Little-understood physics in gallium-nitride LEDs garners UCSB’s Jim Speck a prestigious Vannevar Bush award

UC Santa Barbara materials professor Jim Speck is one of only 11 people — from an initial group of 170 applicants  — to receive a prestigious 2024 Vannevar Bush Faculty Fellowship (VBFF).

Speck’s proposal, “Beyond the Band Minima: High Energy Electron Dispersion, Physics, and Technology,” is an outgrowth of work he has been pursuing for some 15 years in collaboration with UCSB materials science colleagues and with industry members of the UCSB Solid State Lighting and Energy Electronics Center (SSLEEC).

Around 2010, Speck began long-term research with fellow UCSB materials professors Claude Weisbuch, an experimentalist, and Chris van de Walle, a computational theoretician, to explore a phenomenon that limits the performance of gallium-nitride (GaN) light-emitting diodes (LEDs), a material and a device in which UCSB is a world leader.

## Recorded data
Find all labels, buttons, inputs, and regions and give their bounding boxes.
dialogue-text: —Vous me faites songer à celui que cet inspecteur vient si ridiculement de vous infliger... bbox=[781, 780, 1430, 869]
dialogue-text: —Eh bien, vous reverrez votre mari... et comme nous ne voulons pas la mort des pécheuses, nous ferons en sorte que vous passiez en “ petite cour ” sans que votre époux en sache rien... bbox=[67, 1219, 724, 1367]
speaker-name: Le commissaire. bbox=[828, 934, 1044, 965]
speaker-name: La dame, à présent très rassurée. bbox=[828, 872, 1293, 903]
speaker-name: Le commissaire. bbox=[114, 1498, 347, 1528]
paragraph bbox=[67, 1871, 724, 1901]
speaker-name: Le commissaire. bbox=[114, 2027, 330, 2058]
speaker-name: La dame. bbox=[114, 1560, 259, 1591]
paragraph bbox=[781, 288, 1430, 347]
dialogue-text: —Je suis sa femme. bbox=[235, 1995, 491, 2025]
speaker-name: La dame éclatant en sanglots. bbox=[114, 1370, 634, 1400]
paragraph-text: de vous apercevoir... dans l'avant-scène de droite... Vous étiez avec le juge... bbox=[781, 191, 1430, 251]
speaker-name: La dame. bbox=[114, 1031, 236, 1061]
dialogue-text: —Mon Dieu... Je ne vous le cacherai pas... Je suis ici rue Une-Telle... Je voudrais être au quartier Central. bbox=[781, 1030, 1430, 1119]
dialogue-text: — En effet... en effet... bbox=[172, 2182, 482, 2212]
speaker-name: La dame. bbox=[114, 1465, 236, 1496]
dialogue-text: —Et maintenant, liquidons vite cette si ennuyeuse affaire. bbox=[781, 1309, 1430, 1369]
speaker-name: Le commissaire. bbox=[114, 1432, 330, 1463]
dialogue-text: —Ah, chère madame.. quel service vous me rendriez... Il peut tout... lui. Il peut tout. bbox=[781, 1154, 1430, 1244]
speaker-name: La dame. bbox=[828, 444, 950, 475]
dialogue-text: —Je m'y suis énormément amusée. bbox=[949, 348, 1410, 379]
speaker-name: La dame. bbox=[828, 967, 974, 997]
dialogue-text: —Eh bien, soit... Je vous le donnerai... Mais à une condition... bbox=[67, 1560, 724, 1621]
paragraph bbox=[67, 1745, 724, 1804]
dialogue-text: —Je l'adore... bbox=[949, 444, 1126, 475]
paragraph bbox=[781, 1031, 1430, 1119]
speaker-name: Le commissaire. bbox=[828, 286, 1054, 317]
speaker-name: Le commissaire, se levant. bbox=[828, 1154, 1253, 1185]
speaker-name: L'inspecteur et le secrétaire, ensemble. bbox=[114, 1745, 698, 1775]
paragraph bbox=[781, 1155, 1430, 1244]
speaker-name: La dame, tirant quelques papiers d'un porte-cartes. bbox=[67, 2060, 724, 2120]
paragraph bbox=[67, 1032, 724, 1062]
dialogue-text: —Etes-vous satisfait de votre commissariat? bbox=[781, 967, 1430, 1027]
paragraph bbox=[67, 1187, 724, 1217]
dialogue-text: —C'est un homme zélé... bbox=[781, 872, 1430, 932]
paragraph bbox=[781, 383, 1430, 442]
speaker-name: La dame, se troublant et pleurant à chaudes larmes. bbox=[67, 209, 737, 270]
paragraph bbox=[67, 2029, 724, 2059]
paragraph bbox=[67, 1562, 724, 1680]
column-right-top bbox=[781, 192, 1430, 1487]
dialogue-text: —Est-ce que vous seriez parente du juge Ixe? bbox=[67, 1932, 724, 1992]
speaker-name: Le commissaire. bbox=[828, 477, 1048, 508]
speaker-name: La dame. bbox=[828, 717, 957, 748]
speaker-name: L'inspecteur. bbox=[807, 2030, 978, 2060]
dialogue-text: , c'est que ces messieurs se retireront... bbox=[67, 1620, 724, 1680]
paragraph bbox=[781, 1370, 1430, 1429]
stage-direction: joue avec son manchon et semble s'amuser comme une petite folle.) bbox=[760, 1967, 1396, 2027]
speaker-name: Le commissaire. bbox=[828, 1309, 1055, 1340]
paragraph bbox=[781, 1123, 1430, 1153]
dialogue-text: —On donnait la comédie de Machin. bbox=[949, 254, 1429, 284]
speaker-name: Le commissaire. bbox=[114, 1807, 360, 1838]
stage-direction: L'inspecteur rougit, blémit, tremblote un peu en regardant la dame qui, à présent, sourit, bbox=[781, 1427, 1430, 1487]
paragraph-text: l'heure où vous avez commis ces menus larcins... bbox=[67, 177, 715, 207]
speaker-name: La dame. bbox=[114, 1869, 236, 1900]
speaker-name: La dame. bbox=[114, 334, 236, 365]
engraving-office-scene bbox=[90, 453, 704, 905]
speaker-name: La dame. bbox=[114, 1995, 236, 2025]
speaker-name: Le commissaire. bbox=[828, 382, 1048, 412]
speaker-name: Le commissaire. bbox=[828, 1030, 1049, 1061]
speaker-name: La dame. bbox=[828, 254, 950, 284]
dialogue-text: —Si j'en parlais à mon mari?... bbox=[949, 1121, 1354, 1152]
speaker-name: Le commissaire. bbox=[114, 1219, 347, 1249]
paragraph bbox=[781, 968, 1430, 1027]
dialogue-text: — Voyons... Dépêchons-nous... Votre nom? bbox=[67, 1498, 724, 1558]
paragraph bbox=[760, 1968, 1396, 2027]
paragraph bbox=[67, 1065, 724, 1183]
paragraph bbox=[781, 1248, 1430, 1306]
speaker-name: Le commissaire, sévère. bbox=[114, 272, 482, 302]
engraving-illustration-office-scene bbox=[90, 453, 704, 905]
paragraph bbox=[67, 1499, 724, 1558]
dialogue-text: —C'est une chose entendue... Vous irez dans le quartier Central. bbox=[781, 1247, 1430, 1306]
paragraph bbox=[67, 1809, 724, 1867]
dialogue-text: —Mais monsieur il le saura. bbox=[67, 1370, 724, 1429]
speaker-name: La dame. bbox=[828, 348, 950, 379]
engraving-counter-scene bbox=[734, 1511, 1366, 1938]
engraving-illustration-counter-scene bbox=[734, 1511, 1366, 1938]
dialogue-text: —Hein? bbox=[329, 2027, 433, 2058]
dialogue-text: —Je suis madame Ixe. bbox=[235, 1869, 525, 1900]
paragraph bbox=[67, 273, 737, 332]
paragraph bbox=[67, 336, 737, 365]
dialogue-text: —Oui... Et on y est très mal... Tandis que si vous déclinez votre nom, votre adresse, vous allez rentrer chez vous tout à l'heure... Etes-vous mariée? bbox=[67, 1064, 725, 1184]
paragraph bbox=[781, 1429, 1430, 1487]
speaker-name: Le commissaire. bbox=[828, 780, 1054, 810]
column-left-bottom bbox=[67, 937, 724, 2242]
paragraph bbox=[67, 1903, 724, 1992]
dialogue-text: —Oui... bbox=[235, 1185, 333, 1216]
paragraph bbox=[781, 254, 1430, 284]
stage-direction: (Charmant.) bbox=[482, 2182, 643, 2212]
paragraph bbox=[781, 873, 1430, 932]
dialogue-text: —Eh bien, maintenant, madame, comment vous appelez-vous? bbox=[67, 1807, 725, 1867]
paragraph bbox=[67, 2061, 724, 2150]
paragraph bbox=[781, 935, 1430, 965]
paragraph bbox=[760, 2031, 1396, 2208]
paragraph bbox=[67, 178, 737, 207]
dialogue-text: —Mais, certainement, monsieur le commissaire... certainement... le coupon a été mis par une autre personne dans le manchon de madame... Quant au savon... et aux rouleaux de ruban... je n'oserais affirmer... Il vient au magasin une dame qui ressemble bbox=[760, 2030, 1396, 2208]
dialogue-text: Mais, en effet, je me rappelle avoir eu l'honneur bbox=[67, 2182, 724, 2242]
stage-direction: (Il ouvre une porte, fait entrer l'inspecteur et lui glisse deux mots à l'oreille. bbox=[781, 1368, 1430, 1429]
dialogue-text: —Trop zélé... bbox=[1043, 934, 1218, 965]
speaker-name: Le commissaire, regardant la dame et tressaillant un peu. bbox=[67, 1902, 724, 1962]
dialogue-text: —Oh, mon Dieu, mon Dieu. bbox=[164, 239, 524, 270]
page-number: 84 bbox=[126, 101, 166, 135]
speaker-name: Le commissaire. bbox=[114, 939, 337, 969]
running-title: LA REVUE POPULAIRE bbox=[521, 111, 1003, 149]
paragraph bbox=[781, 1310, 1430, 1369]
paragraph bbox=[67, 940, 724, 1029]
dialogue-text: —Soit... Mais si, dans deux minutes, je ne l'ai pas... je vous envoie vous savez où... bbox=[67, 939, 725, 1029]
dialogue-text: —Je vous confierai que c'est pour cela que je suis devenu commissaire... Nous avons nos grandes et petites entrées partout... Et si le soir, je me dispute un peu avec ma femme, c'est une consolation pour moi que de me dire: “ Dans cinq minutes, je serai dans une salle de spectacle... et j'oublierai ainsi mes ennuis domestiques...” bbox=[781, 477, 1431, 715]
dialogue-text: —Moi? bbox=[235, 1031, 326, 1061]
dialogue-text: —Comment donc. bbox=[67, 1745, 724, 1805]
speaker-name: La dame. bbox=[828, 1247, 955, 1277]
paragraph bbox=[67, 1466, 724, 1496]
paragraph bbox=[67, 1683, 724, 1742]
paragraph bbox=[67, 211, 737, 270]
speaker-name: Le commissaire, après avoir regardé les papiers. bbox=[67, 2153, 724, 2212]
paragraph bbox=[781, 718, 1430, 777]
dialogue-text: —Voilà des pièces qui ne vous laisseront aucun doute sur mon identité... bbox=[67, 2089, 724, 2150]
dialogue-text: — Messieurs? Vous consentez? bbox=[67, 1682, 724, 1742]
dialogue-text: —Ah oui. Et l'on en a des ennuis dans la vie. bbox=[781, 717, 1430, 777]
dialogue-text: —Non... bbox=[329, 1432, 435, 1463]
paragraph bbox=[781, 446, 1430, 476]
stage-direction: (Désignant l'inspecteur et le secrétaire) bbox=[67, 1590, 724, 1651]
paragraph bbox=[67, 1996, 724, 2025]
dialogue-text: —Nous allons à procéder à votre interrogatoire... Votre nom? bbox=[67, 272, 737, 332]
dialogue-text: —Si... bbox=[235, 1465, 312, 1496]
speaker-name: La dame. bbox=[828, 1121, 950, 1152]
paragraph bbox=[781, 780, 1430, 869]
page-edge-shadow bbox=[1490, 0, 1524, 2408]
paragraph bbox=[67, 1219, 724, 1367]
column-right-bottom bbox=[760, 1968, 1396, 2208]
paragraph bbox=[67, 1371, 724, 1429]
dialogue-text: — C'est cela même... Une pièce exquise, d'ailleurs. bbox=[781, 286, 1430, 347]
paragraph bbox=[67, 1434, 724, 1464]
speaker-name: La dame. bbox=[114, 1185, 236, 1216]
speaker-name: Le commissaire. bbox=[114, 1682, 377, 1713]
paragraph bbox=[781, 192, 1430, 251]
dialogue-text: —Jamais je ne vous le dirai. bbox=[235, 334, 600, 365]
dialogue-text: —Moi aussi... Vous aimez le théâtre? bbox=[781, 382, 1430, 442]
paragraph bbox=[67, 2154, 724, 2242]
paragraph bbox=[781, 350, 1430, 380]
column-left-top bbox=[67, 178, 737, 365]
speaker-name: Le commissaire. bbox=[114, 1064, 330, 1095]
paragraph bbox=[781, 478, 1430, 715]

## Exercise tasks
1 – From the article about Jim Speck's fellowship, extract the passage starting at "UC Santa Barbara" and ending at "a world leader.".
2 – According to the article about Jim Speck's fellowship, which two UCSB materials professors did Speck begin long-term research with around 2010?
3 – Continue the article about Jim Speck's fellowship from where it stops.

## Results of the exercise
1 –
UC Santa Barbara materials professor Jim Speck is one of only 11 people — from an initial group of 170 applicants  — to receive a prestigious 2024 Vannevar Bush Faculty Fellowship (VBFF).

Speck’s proposal, “Beyond the Band Minima: High Energy Electron Dispersion, Physics, and Technology,” is an outgrowth of work he has been pursuing for some 15 years in collaboration with UCSB materials science colleagues and with industry members of the UCSB Solid State Lighting and Energy Electronics Center (SSLEEC).

Around 2010, Speck began long-term research with fellow UCSB materials professors Claude Weisbuch, an experimentalist, and Chris van de Walle, a computational theoretician, to explore a phenomenon that limits the performance of gallium-nitride (GaN) light-emitting diodes (LEDs), a material and a device in which UCSB is a world leader.

2 – Claude Weisbuch and Chris van de Walle.

3 –
“We were trying to understand not why (comparatively highly efficient) gallium nitride LEDs are efficient, but rather, what physical processes there are that can make them inefficient,” Speck said.

That loss of efficiency, known as current “droop,” occurs in LEDs as voltage is increased beyond a certain threshold. Normally, an LED emits light as electrons and holes combine in a quantum well, and light is emitted. Sometimes, however, instead of an electron recombining with a hole to make a photon, Speck explained, two electrons recombine with a hole to make a “hot” electron, in a process aptly called non-radiative, because it emits only heat, not light, and is therefore an element of efficiency loss.